:: WHAT TO DO ::
Every line below should be copied exactly; drop the pictures.

== DATA SUPPLIED ==

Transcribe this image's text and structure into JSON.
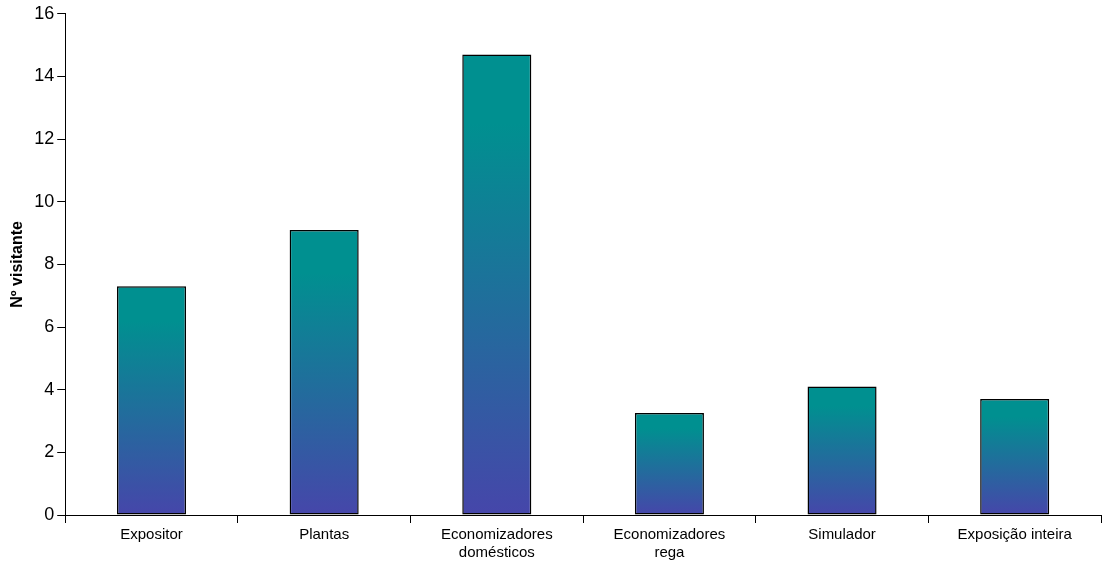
{
  "chart_data": {
    "type": "bar",
    "ylabel": "Nº visitante",
    "categories": [
      "Expositor",
      "Plantas",
      "Economizadores domésticos",
      "Economizadores rega",
      "Simulador",
      "Exposição inteira"
    ],
    "values": [
      7.3,
      9.1,
      14.7,
      3.26,
      4.1,
      3.7
    ],
    "color": "#009090",
    "ylim": [
      0,
      16
    ],
    "yticks": [
      0,
      2,
      4,
      6,
      8,
      10,
      12,
      14,
      16
    ],
    "grid": false,
    "legend": false
  }
}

===

:: FULL SOLUTION ::
Transcribe this image's text and structure into JSON.
{
  "chart_data": {
    "type": "bar",
    "ylabel": "Nº visitante",
    "categories": [
      "Expositor",
      "Plantas",
      "Economizadores domésticos",
      "Economizadores rega",
      "Simulador",
      "Exposição inteira"
    ],
    "values": [
      7.3,
      9.1,
      14.7,
      3.26,
      4.1,
      3.7
    ],
    "color": "#009090",
    "ylim": [
      0,
      16
    ],
    "yticks": [
      0,
      2,
      4,
      6,
      8,
      10,
      12,
      14,
      16
    ],
    "grid": false,
    "legend": false
  }
}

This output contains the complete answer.